[LU-7574] ASSERTION( crpc != ((void *)0) && rpc == crpc->crp_rpc ) failed Created: 17/Dec/15  Updated: 26/Jun/17

Status: Open
Project: Lustre
Component/s: None
Affects Version/s: Lustre 2.8.0
Fix Version/s: None

Type: Bug Priority: Minor
Reporter: Jeremy Filizetti Assignee: Amir Shehata (Inactive)

— DATA LISTING —
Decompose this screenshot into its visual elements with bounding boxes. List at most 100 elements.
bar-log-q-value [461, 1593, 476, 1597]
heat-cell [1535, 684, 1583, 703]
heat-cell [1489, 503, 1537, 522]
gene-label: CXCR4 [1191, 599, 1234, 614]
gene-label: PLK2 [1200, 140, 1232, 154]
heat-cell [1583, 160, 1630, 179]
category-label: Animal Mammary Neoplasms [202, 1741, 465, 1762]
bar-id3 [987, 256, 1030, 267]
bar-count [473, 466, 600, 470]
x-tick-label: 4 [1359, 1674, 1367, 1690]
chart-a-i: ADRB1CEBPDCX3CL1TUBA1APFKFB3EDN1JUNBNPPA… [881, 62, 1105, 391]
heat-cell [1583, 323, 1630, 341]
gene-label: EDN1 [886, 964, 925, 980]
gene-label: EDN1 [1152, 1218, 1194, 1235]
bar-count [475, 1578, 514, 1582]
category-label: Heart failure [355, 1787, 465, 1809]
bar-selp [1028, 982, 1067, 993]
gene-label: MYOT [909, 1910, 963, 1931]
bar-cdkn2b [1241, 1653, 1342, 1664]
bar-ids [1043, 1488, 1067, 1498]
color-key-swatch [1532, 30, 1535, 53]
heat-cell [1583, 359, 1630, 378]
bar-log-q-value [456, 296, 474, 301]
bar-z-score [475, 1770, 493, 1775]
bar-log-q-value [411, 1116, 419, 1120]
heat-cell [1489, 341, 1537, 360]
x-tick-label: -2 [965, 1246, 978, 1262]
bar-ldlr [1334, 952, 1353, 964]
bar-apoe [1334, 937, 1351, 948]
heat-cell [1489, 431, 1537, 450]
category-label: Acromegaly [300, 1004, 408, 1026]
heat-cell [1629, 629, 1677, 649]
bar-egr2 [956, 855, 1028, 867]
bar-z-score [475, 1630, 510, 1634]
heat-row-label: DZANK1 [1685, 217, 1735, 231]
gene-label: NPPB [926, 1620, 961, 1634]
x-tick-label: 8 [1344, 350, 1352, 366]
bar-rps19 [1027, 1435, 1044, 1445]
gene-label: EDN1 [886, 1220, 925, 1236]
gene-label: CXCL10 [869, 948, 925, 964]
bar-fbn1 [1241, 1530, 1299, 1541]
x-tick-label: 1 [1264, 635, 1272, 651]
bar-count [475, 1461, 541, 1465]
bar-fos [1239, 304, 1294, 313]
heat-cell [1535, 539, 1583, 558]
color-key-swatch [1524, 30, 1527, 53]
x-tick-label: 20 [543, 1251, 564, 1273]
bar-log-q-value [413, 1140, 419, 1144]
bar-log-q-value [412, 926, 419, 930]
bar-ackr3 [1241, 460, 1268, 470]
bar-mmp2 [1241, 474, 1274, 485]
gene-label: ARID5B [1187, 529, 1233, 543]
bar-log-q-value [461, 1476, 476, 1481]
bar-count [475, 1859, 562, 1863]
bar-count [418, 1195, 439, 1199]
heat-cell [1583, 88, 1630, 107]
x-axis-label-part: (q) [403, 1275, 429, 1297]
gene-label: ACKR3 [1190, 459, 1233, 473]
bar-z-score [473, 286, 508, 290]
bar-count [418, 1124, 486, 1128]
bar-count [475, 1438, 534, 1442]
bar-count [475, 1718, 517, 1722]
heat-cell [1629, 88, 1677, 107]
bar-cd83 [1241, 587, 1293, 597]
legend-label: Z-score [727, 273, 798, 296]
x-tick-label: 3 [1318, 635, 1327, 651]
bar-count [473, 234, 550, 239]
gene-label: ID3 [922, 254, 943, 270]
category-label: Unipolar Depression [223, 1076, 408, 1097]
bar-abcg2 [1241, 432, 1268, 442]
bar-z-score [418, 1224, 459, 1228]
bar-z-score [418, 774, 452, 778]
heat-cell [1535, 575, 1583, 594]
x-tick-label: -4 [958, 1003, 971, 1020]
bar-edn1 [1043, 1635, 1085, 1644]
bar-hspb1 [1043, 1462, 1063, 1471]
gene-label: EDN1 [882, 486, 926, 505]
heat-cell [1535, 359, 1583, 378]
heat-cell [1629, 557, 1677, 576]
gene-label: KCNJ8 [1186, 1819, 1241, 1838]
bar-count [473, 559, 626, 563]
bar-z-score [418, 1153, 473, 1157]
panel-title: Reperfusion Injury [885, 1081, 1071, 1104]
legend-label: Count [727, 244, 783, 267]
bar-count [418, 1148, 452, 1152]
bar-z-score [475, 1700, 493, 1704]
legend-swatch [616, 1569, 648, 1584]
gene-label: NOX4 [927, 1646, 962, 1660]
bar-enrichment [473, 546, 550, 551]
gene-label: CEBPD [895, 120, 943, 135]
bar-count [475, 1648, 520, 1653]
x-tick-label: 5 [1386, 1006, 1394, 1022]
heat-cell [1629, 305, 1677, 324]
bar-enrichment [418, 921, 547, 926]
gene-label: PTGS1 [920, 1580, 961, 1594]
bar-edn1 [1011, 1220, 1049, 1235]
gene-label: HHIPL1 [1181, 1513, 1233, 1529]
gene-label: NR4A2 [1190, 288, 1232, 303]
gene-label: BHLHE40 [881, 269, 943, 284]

— ASSIGNMENT 1 —
Answer these questions about the Lustre bug ticket:
(a) Which Lustre version is listed as affected?
(b) What priority is the bug given?
(c) Who reported the bug?
— ASSIGNMENT 2 —
Extract everything in the Lustre bug ticket from "[LU-7574] ASSERTION( crpc != ((void" down to "Amir Shehata (Inactive)", copying it without any changes.
Answer from the ticket alone, not from the entries.

— TASK RESULT 1 —
(a) Lustre 2.8.0
(b) Minor
(c) Jeremy Filizetti

— TASK RESULT 2 —
[LU-7574] ASSERTION( crpc != ((void *)0) && rpc == crpc->crp_rpc ) failed Created: 17/Dec/15  Updated: 26/Jun/17

Status: Open
Project: Lustre
Component/s: None
Affects Version/s: Lustre 2.8.0
Fix Version/s: None

Type: Bug Priority: Minor
Reporter: Jeremy Filizetti Assignee: Amir Shehata (Inactive)